• TASK PROMPT
Copy every entry precisely.

• RECORDS TO PROCESS
^^^^^^^^

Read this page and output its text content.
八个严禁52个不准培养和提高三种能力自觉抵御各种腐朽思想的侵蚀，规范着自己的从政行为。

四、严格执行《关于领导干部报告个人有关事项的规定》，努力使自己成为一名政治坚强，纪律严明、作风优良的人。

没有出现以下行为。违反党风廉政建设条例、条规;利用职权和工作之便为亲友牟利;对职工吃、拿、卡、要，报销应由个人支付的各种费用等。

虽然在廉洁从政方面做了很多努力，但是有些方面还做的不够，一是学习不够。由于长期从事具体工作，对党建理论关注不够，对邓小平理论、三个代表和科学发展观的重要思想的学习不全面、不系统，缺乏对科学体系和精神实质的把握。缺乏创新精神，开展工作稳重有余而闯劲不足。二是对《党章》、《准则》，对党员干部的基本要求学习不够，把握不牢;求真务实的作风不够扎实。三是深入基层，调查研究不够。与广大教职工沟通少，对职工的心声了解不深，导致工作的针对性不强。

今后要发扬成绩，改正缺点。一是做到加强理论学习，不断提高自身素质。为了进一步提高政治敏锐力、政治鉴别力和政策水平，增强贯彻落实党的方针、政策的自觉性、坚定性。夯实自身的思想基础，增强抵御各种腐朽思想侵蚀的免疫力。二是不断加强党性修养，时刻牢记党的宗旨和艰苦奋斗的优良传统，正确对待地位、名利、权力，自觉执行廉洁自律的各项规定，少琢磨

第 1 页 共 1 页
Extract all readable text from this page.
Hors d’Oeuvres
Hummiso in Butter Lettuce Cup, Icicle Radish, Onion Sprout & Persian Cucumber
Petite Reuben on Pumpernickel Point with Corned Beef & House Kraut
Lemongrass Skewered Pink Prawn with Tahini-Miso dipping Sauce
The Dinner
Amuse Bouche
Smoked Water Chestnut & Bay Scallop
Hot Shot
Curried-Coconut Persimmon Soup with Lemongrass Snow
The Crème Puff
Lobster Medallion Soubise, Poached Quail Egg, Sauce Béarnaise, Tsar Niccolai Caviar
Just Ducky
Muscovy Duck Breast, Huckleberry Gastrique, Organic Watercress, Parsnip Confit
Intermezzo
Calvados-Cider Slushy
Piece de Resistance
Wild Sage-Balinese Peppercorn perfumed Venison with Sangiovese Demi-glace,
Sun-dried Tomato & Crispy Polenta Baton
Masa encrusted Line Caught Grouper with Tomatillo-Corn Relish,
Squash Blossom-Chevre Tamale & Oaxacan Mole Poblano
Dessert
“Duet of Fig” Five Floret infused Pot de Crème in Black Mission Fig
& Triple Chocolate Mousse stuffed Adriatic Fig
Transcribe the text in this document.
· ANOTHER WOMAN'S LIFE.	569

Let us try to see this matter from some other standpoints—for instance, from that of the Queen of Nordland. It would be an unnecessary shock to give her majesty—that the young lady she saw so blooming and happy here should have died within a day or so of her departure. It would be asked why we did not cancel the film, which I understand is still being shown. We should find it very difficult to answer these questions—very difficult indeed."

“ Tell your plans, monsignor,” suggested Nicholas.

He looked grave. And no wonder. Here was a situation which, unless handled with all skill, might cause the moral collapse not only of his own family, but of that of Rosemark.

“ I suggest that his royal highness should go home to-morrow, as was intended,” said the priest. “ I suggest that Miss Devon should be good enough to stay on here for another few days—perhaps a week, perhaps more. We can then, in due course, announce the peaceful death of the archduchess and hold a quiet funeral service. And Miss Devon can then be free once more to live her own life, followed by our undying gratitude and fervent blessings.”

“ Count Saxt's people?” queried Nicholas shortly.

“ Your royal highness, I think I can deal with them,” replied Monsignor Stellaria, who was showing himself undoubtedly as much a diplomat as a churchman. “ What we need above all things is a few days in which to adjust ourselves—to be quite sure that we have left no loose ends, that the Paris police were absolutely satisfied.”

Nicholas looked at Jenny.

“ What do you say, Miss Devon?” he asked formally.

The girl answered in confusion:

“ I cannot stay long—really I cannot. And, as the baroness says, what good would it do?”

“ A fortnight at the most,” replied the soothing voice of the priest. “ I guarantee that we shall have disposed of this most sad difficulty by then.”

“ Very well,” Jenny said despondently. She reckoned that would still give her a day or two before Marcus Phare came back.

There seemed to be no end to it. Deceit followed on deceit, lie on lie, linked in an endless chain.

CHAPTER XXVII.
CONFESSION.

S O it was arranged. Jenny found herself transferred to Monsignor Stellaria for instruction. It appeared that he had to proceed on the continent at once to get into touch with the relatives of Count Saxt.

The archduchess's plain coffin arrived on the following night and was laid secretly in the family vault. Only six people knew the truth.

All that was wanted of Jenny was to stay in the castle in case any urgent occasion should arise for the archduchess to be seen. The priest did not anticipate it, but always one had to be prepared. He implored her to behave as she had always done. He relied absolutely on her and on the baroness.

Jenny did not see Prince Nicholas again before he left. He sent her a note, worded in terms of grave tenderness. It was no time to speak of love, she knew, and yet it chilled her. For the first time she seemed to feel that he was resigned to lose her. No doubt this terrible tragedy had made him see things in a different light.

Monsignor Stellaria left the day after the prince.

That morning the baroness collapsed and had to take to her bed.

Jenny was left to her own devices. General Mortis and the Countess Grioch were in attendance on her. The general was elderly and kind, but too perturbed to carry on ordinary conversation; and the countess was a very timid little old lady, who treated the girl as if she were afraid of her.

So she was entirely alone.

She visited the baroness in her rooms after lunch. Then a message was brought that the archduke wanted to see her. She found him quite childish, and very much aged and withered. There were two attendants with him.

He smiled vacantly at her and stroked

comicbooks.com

^^^^^^^^

• WRITTEN ANSWER
Read this page and output its text content.
八个严禁52个不准培养和提高三种能力自觉抵御各种腐朽思想的侵蚀，规范着自己的从政行为。

四、严格执行《关于领导干部报告个人有关事项的规定》，努力使自己成为一名政治坚强，纪律严明、作风优良的人。

没有出现以下行为。违反党风廉政建设条例、条规;利用职权和工作之便为亲友牟利;对职工吃、拿、卡、要，报销应由个人支付的各种费用等。

虽然在廉洁从政方面做了很多努力，但是有些方面还做的不够，一是学习不够。由于长期从事具体工作，对党建理论关注不够，对邓小平理论、三个代表和科学发展观的重要思想的学习不全面、不系统，缺乏对科学体系和精神实质的把握。缺乏创新精神，开展工作稳重有余而闯劲不足。二是对《党章》、《准则》，对党员干部的基本要求学习不够，把握不牢;求真务实的作风不够扎实。三是深入基层，调查研究不够。与广大教职工沟通少，对职工的心声了解不深，导致工作的针对性不强。

今后要发扬成绩，改正缺点。一是做到加强理论学习，不断提高自身素质。为了进一步提高政治敏锐力、政治鉴别力和政策水平，增强贯彻落实党的方针、政策的自觉性、坚定性。夯实自身的思想基础，增强抵御各种腐朽思想侵蚀的免疫力。二是不断加强党性修养，时刻牢记党的宗旨和艰苦奋斗的优良传统，正确对待地位、名利、权力，自觉执行廉洁自律的各项规定，少琢磨

第 1 页 共 1 页
Extract all readable text from this page.
Hors d’Oeuvres
Hummiso in Butter Lettuce Cup, Icicle Radish, Onion Sprout & Persian Cucumber
Petite Reuben on Pumpernickel Point with Corned Beef & House Kraut
Lemongrass Skewered Pink Prawn with Tahini-Miso dipping Sauce
The Dinner
Amuse Bouche
Smoked Water Chestnut & Bay Scallop
Hot Shot
Curried-Coconut Persimmon Soup with Lemongrass Snow
The Crème Puff
Lobster Medallion Soubise, Poached Quail Egg, Sauce Béarnaise, Tsar Niccolai Caviar
Just Ducky
Muscovy Duck Breast, Huckleberry Gastrique, Organic Watercress, Parsnip Confit
Intermezzo
Calvados-Cider Slushy
Piece de Resistance
Wild Sage-Balinese Peppercorn perfumed Venison with Sangiovese Demi-glace,
Sun-dried Tomato & Crispy Polenta Baton
Masa encrusted Line Caught Grouper with Tomatillo-Corn Relish,
Squash Blossom-Chevre Tamale & Oaxacan Mole Poblano
Dessert
“Duet of Fig” Five Floret infused Pot de Crème in Black Mission Fig
& Triple Chocolate Mousse stuffed Adriatic Fig
Transcribe the text in this document.
· ANOTHER WOMAN'S LIFE.	569

Let us try to see this matter from some other standpoints—for instance, from that of the Queen of Nordland. It would be an unnecessary shock to give her majesty—that the young lady she saw so blooming and happy here should have died within a day or so of her departure. It would be asked why we did not cancel the film, which I understand is still being shown. We should find it very difficult to answer these questions—very difficult indeed."

“ Tell your plans, monsignor,” suggested Nicholas.

He looked grave. And no wonder. Here was a situation which, unless handled with all skill, might cause the moral collapse not only of his own family, but of that of Rosemark.

“ I suggest that his royal highness should go home to-morrow, as was intended,” said the priest. “ I suggest that Miss Devon should be good enough to stay on here for another few days—perhaps a week, perhaps more. We can then, in due course, announce the peaceful death of the archduchess and hold a quiet funeral service. And Miss Devon can then be free once more to live her own life, followed by our undying gratitude and fervent blessings.”

“ Count Saxt's people?” queried Nicholas shortly.

“ Your royal highness, I think I can deal with them,” replied Monsignor Stellaria, who was showing himself undoubtedly as much a diplomat as a churchman. “ What we need above all things is a few days in which to adjust ourselves—to be quite sure that we have left no loose ends, that the Paris police were absolutely satisfied.”

Nicholas looked at Jenny.

“ What do you say, Miss Devon?” he asked formally.

The girl answered in confusion:

“ I cannot stay long—really I cannot. And, as the baroness says, what good would it do?”

“ A fortnight at the most,” replied the soothing voice of the priest. “ I guarantee that we shall have disposed of this most sad difficulty by then.”

“ Very well,” Jenny said despondently. She reckoned that would still give her a day or two before Marcus Phare came back.

There seemed to be no end to it. Deceit followed on deceit, lie on lie, linked in an endless chain.

CHAPTER XXVII.
CONFESSION.

S O it was arranged. Jenny found herself transferred to Monsignor Stellaria for instruction. It appeared that he had to proceed on the continent at once to get into touch with the relatives of Count Saxt.

The archduchess's plain coffin arrived on the following night and was laid secretly in the family vault. Only six people knew the truth.

All that was wanted of Jenny was to stay in the castle in case any urgent occasion should arise for the archduchess to be seen. The priest did not anticipate it, but always one had to be prepared. He implored her to behave as she had always done. He relied absolutely on her and on the baroness.

Jenny did not see Prince Nicholas again before he left. He sent her a note, worded in terms of grave tenderness. It was no time to speak of love, she knew, and yet it chilled her. For the first time she seemed to feel that he was resigned to lose her. No doubt this terrible tragedy had made him see things in a different light.

Monsignor Stellaria left the day after the prince.

That morning the baroness collapsed and had to take to her bed.

Jenny was left to her own devices. General Mortis and the Countess Grioch were in attendance on her. The general was elderly and kind, but too perturbed to carry on ordinary conversation; and the countess was a very timid little old lady, who treated the girl as if she were afraid of her.

So she was entirely alone.

She visited the baroness in her rooms after lunch. Then a message was brought that the archduke wanted to see her. She found him quite childish, and very much aged and withered. There were two attendants with him.

He smiled vacantly at her and stroked

comicbooks.com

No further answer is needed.